**Given problem**
Report the count of lines that carry the string "Environmental", and add nothing.

** BEGIN **

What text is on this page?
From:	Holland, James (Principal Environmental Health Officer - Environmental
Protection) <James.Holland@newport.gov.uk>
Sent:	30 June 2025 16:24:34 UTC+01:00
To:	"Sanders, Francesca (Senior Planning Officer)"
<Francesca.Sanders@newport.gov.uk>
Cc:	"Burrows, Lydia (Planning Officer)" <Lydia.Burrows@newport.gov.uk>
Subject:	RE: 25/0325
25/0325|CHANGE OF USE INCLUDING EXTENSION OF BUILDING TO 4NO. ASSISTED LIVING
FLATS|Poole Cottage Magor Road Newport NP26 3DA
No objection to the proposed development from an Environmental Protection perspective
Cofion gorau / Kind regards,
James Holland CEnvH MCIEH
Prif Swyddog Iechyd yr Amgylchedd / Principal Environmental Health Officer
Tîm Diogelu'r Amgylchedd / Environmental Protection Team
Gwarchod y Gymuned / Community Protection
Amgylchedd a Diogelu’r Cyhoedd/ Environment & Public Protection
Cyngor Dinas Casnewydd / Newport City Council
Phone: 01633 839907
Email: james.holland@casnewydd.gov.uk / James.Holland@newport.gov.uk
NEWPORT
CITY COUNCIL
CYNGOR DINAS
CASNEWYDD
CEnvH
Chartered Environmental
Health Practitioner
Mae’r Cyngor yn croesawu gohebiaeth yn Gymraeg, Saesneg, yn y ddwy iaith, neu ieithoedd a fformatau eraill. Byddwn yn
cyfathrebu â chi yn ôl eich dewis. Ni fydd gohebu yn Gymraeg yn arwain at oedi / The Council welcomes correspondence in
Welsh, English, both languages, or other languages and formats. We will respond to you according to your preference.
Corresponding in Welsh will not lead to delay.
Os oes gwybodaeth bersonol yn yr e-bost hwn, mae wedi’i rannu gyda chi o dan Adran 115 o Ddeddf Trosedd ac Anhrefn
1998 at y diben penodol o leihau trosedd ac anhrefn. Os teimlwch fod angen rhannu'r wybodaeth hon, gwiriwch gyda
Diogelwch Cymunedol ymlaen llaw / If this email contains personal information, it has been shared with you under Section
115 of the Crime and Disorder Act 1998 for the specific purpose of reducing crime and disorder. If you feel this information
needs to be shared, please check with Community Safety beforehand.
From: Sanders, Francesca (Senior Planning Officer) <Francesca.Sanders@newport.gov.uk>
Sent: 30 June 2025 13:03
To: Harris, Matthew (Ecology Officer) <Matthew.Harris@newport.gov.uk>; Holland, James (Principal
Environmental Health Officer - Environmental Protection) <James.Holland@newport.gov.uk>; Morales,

** END **

**Solution for this problem**
6